What the exercise asks:
State how many lines of the listing below include the word "them". Give only the number.

*-*-*

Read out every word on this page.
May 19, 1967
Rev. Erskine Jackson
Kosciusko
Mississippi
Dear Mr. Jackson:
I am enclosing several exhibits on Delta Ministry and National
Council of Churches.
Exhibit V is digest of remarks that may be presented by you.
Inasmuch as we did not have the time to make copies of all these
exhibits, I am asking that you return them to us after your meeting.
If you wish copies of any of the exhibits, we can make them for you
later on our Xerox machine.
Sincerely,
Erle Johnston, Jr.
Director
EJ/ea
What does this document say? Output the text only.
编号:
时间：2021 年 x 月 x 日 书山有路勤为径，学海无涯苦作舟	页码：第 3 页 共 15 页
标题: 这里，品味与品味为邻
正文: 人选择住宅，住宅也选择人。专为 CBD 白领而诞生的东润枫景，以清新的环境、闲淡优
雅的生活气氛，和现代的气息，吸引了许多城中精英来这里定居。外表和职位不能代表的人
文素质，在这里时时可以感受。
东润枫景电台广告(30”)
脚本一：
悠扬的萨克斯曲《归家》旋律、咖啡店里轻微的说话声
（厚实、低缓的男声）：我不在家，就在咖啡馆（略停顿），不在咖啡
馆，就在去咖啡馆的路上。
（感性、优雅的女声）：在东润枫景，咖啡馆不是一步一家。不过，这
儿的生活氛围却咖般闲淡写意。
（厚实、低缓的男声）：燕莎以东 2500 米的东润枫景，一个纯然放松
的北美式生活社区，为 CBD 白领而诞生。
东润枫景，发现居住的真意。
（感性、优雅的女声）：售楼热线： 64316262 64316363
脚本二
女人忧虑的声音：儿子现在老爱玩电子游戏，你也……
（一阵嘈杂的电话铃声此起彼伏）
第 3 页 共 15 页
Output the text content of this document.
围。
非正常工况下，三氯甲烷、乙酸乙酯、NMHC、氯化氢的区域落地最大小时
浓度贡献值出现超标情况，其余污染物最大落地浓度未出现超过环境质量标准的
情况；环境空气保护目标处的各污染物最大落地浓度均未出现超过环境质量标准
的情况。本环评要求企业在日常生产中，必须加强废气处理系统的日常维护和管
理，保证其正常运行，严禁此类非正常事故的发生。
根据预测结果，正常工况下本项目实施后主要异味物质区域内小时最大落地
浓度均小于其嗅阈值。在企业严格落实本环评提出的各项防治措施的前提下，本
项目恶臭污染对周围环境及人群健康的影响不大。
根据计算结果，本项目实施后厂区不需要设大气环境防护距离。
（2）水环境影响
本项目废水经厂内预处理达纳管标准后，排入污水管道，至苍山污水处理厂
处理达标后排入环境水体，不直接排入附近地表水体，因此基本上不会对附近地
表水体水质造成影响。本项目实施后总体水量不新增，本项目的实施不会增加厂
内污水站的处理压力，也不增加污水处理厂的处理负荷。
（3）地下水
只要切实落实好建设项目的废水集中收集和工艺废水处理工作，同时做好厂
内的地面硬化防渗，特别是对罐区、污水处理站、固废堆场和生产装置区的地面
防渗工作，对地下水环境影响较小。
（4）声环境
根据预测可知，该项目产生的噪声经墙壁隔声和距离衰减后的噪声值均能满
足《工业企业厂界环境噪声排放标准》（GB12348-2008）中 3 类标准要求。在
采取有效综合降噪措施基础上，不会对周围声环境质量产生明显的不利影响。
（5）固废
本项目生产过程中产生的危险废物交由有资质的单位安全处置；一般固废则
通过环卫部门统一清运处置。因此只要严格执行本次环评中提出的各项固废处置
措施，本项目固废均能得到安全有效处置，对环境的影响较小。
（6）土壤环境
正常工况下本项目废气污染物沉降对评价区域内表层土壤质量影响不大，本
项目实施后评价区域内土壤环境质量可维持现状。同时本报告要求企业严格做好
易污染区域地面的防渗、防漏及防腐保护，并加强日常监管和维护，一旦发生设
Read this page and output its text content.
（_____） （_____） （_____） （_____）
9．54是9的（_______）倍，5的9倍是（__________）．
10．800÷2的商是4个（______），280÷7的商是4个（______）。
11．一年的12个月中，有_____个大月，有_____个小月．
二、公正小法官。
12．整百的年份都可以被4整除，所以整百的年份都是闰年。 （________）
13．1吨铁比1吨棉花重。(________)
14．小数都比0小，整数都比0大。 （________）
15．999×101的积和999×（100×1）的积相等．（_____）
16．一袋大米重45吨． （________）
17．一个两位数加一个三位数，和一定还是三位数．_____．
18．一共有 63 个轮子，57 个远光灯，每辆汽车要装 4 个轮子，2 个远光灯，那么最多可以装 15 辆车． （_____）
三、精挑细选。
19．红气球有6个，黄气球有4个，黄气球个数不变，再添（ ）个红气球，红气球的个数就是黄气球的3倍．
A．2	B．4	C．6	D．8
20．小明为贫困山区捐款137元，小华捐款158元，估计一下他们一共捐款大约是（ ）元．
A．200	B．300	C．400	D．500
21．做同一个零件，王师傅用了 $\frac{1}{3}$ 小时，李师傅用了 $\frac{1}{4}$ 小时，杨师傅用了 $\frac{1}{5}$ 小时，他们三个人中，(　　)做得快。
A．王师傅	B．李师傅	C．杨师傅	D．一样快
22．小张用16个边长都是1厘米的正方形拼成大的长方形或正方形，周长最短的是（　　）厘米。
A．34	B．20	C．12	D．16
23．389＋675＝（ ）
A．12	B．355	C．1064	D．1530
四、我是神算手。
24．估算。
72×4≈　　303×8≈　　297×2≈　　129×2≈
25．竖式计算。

*-*-*

The output:
2